● **To be done**: Exactly the lines from the line containing "Transcribe the text in this document." through the final line of the entries below must be returned, and only those, without pictures.
━━━━━━
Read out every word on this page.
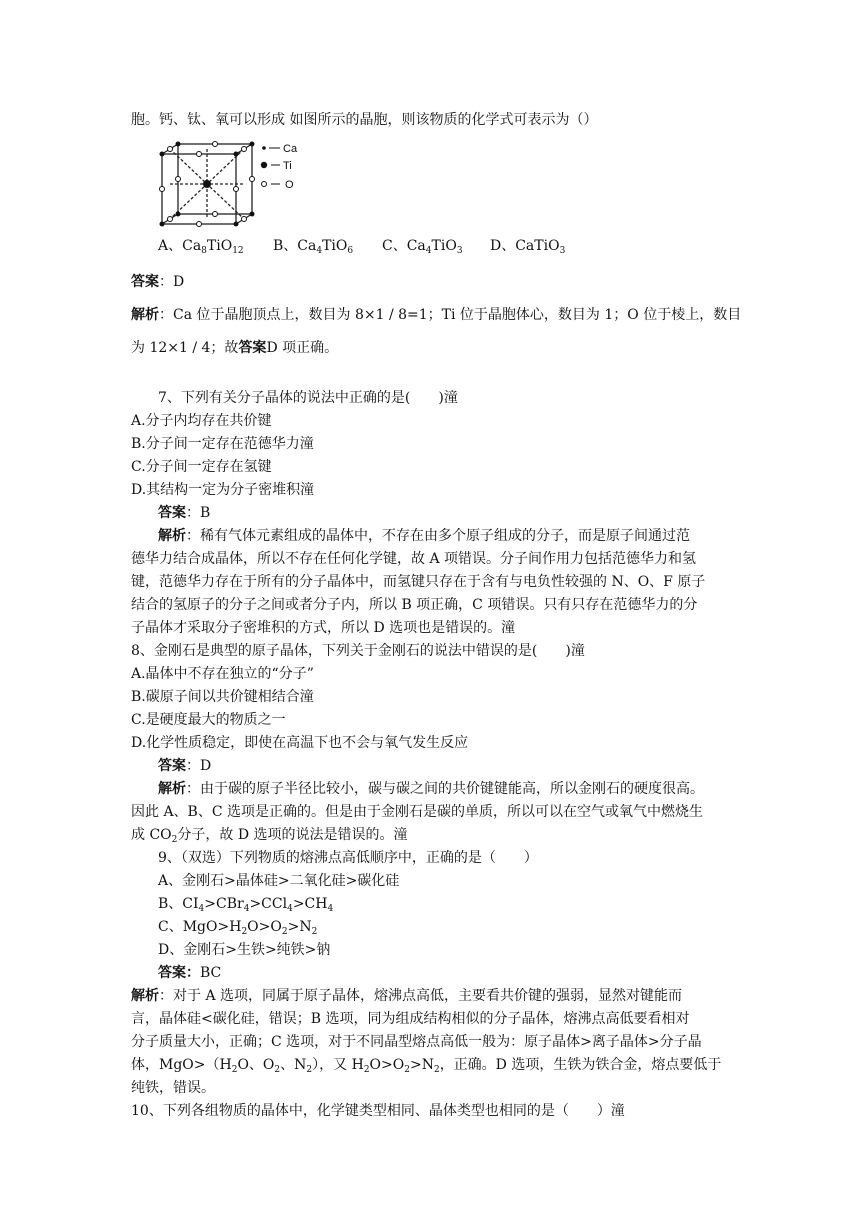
胞。钙、钛、氧可以形成 如图所示的晶胞，则该物质的化学式可表示为（）
Ca
Ti
O
A、$Ca_8TiO_{12}$ B、$Ca_4TiO_6$ C、$Ca_4TiO_3$ D、CaTiO$_3$
答案：D
解析：Ca 位于晶胞顶点上，数目为 8×1 / 8=1；Ti 位于晶胞体心，数目为 1；O 位于棱上，数目
为 12×1 / 4；故答案D 项正确。
7、下列有关分子晶体的说法中正确的是(　　)潼
A.分子内均存在共价键
B.分子间一定存在范德华力潼
C.分子间一定存在氢键
D.其结构一定为分子密堆积潼
答案：B
解析：稀有气体元素组成的晶体中，不存在由多个原子组成的分子，而是原子间通过范
德华力结合成晶体，所以不存在任何化学键，故 A 项错误。分子间作用力包括范德华力和氢
键，范德华力存在于所有的分子晶体中，而氢键只存在于含有与电负性较强的 N、O、F 原子
结合的氢原子的分子之间或者分子内，所以 B 项正确，C 项错误。只有只存在范德华力的分
子晶体才采取分子密堆积的方式，所以 D 选项也是错误的。潼
8、金刚石是典型的原子晶体，下列关于金刚石的说法中错误的是(　　)潼
A.晶体中不存在独立的“分子”
B.碳原子间以共价键相结合潼
C.是硬度最大的物质之一
D.化学性质稳定，即使在高温下也不会与氧气发生反应
答案：D
解析：由于碳的原子半径比较小，碳与碳之间的共价键键能高，所以金刚石的硬度很高。
因此 A、B、C 选项是正确的。但是由于金刚石是碳的单质，所以可以在空气或氧气中燃烧生
成 $CO_2$分子，故 D 选项的说法是错误的。潼
9、（双选）下列物质的熔沸点高低顺序中，正确的是（　　）
A、金刚石>晶体硅>二氧化硅>碳化硅
B、$CI_4>CBr_4>CCl_4>CH_4$
C、$MgO>H_2O>O_2>N_2$
D、金刚石>生铁>纯铁>钠
答案：BC
解析：对于 A 选项，同属于原子晶体，熔沸点高低，主要看共价键的强弱，显然对键能而
言，晶体硅<碳化硅，错误；B 选项，同为组成结构相似的分子晶体，熔沸点高低要看相对
分子质量大小，正确；C 选项，对于不同晶型熔点高低一般为：原子晶体>离子晶体>分子晶
体，$MgO>(H_2O$、$O_2$、$N_2$），又 $H_2O>O_2>N_2$，正确。D 选项，生铁为铁合金，熔点要低于
纯铁，错误。
10、下列各组物质的晶体中，化学键类型相同、晶体类型也相同的是（　　）潼
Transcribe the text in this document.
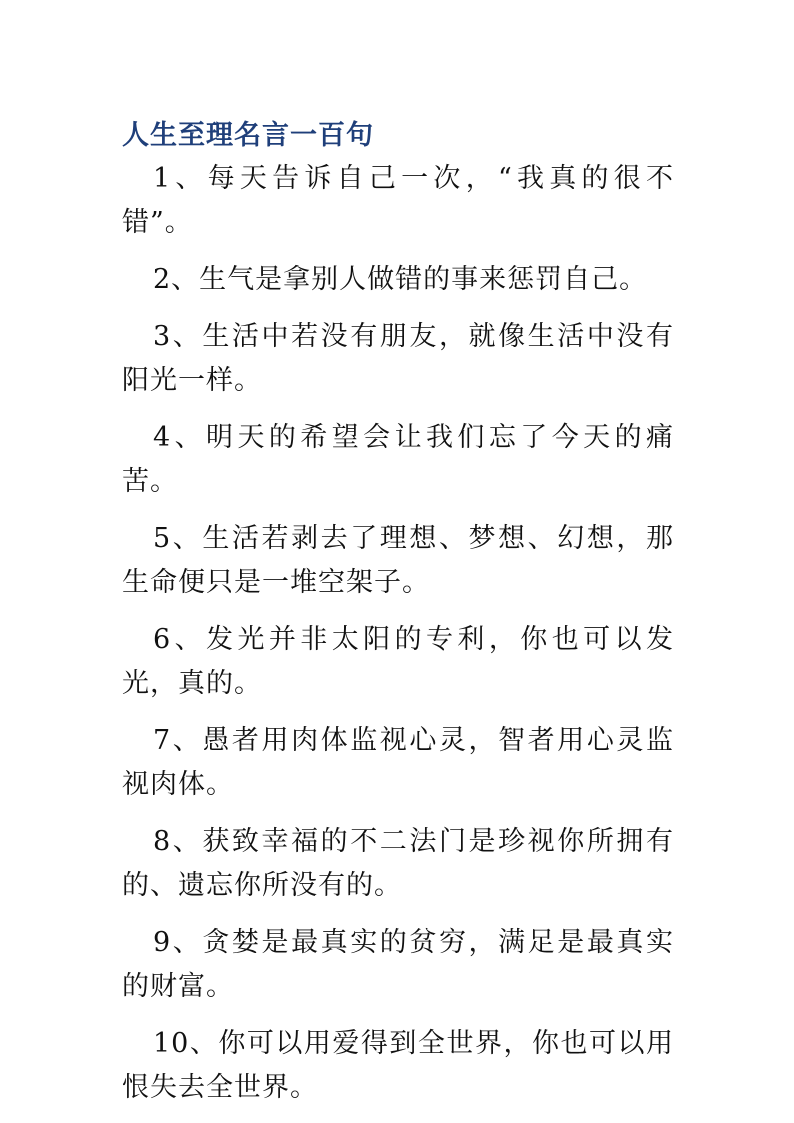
人生至理名言一百句
1、每天告诉自己一次，“我真的很不错”。
2、生气是拿别人做错的事来惩罚自己。
3、生活中若没有朋友，就像生活中没有阳光一样。
4、明天的希望会让我们忘了今天的痛苦。
5、生活若剥去了理想、梦想、幻想，那生命便只是一堆空架子。
6、发光并非太阳的专利，你也可以发光，真的。
7、愚者用肉体监视心灵，智者用心灵监视肉体。
8、获致幸福的不二法门是珍视你所拥有的、遗忘你所没有的。
9、贪婪是最真实的贫穷，满足是最真实的财富。
10、你可以用爱得到全世界，你也可以用恨失去全世界。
━━━━━━
● **Answer to the exercise**:
Transcribe the text in this document.
人生至理名言一百句
1、每天告诉自己一次，“我真的很不错”。
2、生气是拿别人做错的事来惩罚自己。
3、生活中若没有朋友，就像生活中没有阳光一样。
4、明天的希望会让我们忘了今天的痛苦。
5、生活若剥去了理想、梦想、幻想，那生命便只是一堆空架子。
6、发光并非太阳的专利，你也可以发光，真的。
7、愚者用肉体监视心灵，智者用心灵监视肉体。
8、获致幸福的不二法门是珍视你所拥有的、遗忘你所没有的。
9、贪婪是最真实的贫穷，满足是最真实的财富。
10、你可以用爱得到全世界，你也可以用恨失去全世界。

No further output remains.